[Lines of data]
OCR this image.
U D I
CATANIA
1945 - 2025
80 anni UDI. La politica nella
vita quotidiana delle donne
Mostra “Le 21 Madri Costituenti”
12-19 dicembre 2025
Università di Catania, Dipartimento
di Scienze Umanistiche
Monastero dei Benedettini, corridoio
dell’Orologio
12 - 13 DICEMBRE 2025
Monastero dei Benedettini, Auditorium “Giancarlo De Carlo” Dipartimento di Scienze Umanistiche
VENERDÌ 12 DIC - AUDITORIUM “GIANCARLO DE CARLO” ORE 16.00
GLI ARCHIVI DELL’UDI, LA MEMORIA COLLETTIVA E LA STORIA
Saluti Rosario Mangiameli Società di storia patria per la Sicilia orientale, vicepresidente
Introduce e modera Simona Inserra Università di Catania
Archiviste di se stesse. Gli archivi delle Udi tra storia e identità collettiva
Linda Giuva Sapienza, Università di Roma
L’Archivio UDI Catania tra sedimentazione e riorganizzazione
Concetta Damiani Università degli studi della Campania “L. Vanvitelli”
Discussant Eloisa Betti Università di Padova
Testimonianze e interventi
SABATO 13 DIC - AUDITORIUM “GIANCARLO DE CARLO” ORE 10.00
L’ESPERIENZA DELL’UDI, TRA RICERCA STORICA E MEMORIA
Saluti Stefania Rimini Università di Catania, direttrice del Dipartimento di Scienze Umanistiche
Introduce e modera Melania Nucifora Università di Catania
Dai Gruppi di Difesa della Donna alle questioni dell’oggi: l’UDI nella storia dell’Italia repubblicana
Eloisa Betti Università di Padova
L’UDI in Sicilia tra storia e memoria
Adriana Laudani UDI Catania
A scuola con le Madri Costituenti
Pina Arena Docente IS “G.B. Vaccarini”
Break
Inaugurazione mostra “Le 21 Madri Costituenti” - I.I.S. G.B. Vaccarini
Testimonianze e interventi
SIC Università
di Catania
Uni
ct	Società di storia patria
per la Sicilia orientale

■ **WHAT YOU SHOULD DO**
Quote every record above exactly.

■ **REPLY TO THE EXERCISE**
OCR this image.
U D I
CATANIA
1945 - 2025
80 anni UDI. La politica nella
vita quotidiana delle donne
Mostra “Le 21 Madri Costituenti”
12-19 dicembre 2025
Università di Catania, Dipartimento
di Scienze Umanistiche
Monastero dei Benedettini, corridoio
dell’Orologio
12 - 13 DICEMBRE 2025
Monastero dei Benedettini, Auditorium “Giancarlo De Carlo” Dipartimento di Scienze Umanistiche
VENERDÌ 12 DIC - AUDITORIUM “GIANCARLO DE CARLO” ORE 16.00
GLI ARCHIVI DELL’UDI, LA MEMORIA COLLETTIVA E LA STORIA
Saluti Rosario Mangiameli Società di storia patria per la Sicilia orientale, vicepresidente
Introduce e modera Simona Inserra Università di Catania
Archiviste di se stesse. Gli archivi delle Udi tra storia e identità collettiva
Linda Giuva Sapienza, Università di Roma
L’Archivio UDI Catania tra sedimentazione e riorganizzazione
Concetta Damiani Università degli studi della Campania “L. Vanvitelli”
Discussant Eloisa Betti Università di Padova
Testimonianze e interventi
SABATO 13 DIC - AUDITORIUM “GIANCARLO DE CARLO” ORE 10.00
L’ESPERIENZA DELL’UDI, TRA RICERCA STORICA E MEMORIA
Saluti Stefania Rimini Università di Catania, direttrice del Dipartimento di Scienze Umanistiche
Introduce e modera Melania Nucifora Università di Catania
Dai Gruppi di Difesa della Donna alle questioni dell’oggi: l’UDI nella storia dell’Italia repubblicana
Eloisa Betti Università di Padova
L’UDI in Sicilia tra storia e memoria
Adriana Laudani UDI Catania
A scuola con le Madri Costituenti
Pina Arena Docente IS “G.B. Vaccarini”
Break
Inaugurazione mostra “Le 21 Madri Costituenti” - I.I.S. G.B. Vaccarini
Testimonianze e interventi
SIC Università
di Catania
Uni
ct	Società di storia patria
per la Sicilia orientale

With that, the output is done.